> **Text section**
○ ○ ○
LOWELL -- With two young children at home in Chelmsford, Trisha Blanchet has spent her fair share of time playing in sandboxes.
On Thursday night at UMass Lowell's Cumnock Hall, the mother and author was awarded a $10,000 grant from the Merrimack Valley Sandbox to help her pair lonesome veterans with homeless dogs.
Blanchet's Operation Canine, a new volunteer project, was the $10,000 grand-prize recipient of the Sandbox's Winners Showdown Pitch Contest.
"I was praying for third place, especially after seeing my competition. They were impressive. I was overjoyed," Blanchet said.
She said that her idea is to match dogs from shelters in Massachusetts with veterans who need the love of a pet to survive better as they return and readjust to society. This will provide good homes for the dogs who would be endangered with euthanization if not adopted.
"The dogs will get the homes they need and the veterans will get the dogs they need," said Blanchet.
Veterans with post-traumatic stress disorder and traumatic brain injury will be the recipients of the dogs. With the prize money, Blanchet plans to hire an animal trainer to help identify good dog candidates and provide the training for the dog-veteran matches. Blanchet, who said her dad was a veteran, also will set up a website and begin marketing her project as necessary early steps.
Blanchet, who has worked as a journalist, including her "Mommy Confidential" column for The Sun a few years ago, is also the author of six books. Four of them are in a dog-friendly travel-book series, including New England, New York, Mid-Atlantic and Washington, D.C. She lives in Chelmsford and is the mother of two children, 8 and 5.
Other winners last night included Videographer Startup Boost, with a second-place, $1,200 prize awarded to Jessica Wilson, executive director of Lowell Telecommunication Corp., Lowell's cable-access center. The project will train and develop videographers for jobs with businesses. Wilson said she already has five businesses in line waiting to hire videographers from the first group of 12 students.
The third-place prize of $800 was won by the Rebel Women Web-based project proposed by Pauline Benninga. She said that the website would provide networking, mentoring, and training such as webinars to women interested in starting businesses.
The five other finalists included: Energy Harvesters proposed by Larry Grumer; Fire Drops by Anita Coco; Green Bikes of Lowell by Samir ElKamouny; Dapper Diaper Delivery by Stephanie Buchholz; and Stories in the Streets by Nicolette Nordin Heavey.
Winners from the organization's four previous pitch contests, along with four winners from Thursday night's preliminary round, made two-minute, 30-second pitches to the judges in the final round. Fans in the audience had voted them into this round through texting for their favorite entrepreneur projects.
○ ○ ○
> **Document layout detection data**
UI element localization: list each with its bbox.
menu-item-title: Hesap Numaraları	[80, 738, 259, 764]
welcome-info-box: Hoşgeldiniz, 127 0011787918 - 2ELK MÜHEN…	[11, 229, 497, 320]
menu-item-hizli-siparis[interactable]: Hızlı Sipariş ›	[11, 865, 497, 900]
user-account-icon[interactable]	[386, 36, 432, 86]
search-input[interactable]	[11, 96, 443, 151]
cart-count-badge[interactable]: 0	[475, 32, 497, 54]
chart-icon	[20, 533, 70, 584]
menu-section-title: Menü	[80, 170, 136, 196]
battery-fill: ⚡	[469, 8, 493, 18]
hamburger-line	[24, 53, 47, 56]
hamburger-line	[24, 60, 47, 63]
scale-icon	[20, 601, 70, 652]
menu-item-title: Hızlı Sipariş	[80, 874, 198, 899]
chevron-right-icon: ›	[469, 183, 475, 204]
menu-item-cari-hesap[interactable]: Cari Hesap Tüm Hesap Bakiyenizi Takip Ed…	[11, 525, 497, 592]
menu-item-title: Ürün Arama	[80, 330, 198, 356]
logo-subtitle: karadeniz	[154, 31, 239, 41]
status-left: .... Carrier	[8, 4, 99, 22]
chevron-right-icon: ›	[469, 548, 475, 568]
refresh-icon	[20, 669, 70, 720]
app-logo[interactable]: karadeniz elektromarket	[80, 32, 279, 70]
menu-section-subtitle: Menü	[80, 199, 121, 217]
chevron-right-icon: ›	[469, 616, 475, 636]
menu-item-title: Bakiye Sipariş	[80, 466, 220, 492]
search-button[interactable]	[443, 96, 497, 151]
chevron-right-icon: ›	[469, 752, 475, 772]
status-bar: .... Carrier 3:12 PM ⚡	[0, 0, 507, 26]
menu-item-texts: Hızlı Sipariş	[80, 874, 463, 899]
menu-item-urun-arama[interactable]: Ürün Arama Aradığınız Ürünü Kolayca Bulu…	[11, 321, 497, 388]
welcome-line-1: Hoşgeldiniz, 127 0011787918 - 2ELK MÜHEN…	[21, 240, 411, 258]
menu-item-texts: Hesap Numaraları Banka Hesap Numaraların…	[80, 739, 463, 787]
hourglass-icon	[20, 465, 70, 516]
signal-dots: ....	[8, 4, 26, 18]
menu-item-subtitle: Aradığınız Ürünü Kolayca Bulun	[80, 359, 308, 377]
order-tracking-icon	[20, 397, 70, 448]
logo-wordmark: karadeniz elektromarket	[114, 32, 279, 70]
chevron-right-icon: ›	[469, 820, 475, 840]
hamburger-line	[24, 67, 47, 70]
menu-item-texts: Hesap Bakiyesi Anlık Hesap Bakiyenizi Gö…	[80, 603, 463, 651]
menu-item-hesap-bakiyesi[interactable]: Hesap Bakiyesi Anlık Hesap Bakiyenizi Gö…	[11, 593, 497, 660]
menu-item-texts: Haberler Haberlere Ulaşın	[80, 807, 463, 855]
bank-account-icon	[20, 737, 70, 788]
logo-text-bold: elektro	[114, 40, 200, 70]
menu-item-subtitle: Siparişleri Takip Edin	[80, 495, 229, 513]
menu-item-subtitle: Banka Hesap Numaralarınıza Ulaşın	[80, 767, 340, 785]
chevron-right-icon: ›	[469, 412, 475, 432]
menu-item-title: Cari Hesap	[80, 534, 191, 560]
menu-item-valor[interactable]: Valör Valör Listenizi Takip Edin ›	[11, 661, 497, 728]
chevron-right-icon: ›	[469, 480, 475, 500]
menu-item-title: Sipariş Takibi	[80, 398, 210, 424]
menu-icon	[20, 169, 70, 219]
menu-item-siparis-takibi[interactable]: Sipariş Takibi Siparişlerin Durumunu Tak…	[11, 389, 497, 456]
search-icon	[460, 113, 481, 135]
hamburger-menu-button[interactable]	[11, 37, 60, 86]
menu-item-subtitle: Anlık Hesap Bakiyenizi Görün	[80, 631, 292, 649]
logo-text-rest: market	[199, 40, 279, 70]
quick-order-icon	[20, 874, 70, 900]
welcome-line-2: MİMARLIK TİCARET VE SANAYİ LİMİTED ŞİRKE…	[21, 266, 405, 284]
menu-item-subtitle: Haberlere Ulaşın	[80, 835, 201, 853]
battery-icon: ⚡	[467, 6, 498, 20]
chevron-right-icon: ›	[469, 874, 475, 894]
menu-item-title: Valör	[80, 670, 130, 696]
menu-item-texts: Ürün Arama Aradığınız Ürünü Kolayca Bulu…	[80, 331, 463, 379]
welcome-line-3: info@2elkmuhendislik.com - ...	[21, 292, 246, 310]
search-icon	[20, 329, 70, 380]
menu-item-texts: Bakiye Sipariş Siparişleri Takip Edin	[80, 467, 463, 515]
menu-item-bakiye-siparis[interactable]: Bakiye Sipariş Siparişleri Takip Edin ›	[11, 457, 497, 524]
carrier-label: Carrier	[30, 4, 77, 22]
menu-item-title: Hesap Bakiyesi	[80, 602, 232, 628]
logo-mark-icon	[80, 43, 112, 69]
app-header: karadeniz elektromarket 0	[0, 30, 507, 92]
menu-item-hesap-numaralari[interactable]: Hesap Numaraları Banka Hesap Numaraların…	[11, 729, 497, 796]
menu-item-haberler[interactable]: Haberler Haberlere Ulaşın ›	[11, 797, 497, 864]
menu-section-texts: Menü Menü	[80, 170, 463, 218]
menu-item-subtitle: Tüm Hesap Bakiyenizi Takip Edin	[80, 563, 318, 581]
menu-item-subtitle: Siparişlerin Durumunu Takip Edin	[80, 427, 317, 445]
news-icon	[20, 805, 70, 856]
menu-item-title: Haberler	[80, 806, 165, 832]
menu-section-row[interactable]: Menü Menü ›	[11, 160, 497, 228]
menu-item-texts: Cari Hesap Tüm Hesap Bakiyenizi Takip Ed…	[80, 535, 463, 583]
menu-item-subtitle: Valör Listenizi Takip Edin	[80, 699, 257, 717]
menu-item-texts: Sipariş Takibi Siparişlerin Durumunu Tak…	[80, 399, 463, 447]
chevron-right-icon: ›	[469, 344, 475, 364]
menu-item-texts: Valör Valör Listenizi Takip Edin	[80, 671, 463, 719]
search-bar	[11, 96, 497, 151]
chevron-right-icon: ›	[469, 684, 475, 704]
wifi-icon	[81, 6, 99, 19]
○ ○ ○
> **Exercise description**
In the article on the Operation Canine grant, rewrite the stretch from "LOWELL -- With" through "if not adopted.", renaming "veterans" to "service members".

> **Answer to the exercise**
LOWELL -- With two young children at home in Chelmsford, Trisha Blanchet has spent her fair share of time playing in sandboxes.
On Thursday night at UMass Lowell's Cumnock Hall, the mother and author was awarded a $10,000 grant from the Merrimack Valley Sandbox to help her pair lonesome service members with homeless dogs.
Blanchet's Operation Canine, a new volunteer project, was the $10,000 grand-prize recipient of the Sandbox's Winners Showdown Pitch Contest.
"I was praying for third place, especially after seeing my competition. They were impressive. I was overjoyed," Blanchet said.
She said that her idea is to match dogs from shelters in Massachusetts with service members who need the love of a pet to survive better as they return and readjust to society. This will provide good homes for the dogs who would be endangered with euthanization if not adopted.